- WORK TO BE COMPLETED
List every biological fluid that the passage below on body fluid proteomics names as having been analyzed.

- EXTRACT TO READ
——
On the contrary body fluids do not suffer from these limitations inherent to tissue samples. Fluids are very easily accessible with non- or very low-invasive methods at relatively low cost. They perfuse all the organs in the body carrying secreted protein from tissues. Therefore the protein profile of the biological fluids can reflect the status of the body. Among biological fluids serum, plasma and urine are the most analyzed samples but also cerebrospinal fluid (CSF), saliva, amniotic fluids have been used. Moreover classical methods to investigate the tissue proteome, aiming at biomarker discovery, are generally based on two-dimensional electrophoresis (2DE) and are not suitable for clinical chemistry lab requirements in which large sample cohorts have to be analyzed in a short time. This addresses another great potential of body fluids profiling: the analysis can be carried out high-throughput without sacrificing robustness and quality of the method. In fact 2DE is a laborious process that is difficult to automate. It still suffers from several technical limitations in terms of repeatability and reproducibility even though progress has been made using three different fluorescent labels that enables simultaneous migration of three samples on the same gel (e.g proteins extracted from control and disease, and the internal standard).Since the beginning of the 1990ties, when this new term (proteomics) was coined, a lot of progress has been made. Among them, several strategies to search these biomarkers in biological fluids have been developed in order to try to tackle some of the limitations of the current methods.
——
- EXTRACTED INFORMATION

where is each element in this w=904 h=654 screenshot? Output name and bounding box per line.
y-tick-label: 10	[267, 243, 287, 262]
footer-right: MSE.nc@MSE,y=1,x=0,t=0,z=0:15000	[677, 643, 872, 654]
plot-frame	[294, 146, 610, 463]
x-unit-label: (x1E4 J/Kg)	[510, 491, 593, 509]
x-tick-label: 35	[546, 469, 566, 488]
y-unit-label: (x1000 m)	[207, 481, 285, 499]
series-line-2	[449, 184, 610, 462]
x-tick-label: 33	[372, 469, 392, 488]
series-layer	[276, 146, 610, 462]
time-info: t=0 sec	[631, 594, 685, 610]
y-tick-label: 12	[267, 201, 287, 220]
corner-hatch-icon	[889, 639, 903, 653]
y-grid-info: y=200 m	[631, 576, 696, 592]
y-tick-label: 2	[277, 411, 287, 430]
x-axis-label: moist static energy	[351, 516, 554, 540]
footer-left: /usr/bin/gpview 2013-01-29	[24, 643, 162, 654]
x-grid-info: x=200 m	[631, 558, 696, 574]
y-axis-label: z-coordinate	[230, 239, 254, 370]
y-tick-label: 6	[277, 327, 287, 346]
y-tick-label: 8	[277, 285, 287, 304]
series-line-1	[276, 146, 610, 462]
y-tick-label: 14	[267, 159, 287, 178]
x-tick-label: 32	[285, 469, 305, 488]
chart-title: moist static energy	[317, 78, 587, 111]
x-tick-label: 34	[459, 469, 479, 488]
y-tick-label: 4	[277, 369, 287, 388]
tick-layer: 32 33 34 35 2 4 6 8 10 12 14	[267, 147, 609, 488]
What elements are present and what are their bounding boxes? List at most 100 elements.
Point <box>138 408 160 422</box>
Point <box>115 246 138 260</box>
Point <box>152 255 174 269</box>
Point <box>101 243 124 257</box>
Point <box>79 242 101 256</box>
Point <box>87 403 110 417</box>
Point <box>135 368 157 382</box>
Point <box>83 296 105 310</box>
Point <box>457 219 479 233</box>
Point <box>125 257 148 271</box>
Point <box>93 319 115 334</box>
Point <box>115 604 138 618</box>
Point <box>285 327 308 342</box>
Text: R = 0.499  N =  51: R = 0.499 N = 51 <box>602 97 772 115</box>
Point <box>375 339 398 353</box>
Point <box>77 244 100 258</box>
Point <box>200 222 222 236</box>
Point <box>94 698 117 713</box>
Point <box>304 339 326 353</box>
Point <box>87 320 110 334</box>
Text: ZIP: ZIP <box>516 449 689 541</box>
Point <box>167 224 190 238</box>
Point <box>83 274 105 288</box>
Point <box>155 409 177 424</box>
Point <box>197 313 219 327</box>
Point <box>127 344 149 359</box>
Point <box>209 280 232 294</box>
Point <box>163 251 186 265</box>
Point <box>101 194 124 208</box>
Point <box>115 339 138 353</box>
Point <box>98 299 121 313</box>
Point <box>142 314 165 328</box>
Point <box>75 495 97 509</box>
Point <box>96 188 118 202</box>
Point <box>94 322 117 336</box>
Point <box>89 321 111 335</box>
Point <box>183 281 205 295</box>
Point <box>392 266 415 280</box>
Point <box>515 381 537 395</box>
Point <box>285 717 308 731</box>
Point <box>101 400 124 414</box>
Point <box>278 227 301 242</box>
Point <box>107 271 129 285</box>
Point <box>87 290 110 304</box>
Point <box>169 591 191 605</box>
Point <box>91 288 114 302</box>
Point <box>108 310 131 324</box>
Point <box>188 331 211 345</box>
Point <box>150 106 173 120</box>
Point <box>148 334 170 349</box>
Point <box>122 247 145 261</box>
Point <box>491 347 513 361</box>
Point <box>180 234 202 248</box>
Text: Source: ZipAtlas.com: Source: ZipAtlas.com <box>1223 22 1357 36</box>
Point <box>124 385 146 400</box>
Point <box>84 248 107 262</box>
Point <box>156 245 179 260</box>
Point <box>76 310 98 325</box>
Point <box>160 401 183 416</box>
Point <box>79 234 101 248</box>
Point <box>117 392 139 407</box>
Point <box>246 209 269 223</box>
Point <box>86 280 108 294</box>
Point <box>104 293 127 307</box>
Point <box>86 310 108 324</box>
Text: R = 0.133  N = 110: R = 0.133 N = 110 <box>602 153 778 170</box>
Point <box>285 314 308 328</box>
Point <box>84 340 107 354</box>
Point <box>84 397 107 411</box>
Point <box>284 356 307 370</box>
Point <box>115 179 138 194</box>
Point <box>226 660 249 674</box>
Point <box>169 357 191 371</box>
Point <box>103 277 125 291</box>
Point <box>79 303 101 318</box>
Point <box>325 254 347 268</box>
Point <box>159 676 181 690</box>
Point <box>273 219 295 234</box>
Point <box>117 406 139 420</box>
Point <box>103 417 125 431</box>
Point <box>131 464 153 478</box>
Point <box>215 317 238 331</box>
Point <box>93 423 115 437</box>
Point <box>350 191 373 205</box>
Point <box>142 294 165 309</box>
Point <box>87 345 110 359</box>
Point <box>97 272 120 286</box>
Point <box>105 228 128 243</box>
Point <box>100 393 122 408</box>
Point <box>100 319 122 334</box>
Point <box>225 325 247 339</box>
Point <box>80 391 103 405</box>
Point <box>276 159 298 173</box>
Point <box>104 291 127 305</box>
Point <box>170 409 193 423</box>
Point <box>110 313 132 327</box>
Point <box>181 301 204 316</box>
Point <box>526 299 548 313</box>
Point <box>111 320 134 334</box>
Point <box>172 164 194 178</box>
——
- PROBLEM SOLUTION
serum, plasma, urine, cerebrospinal fluid (CSF), saliva, amniotic fluids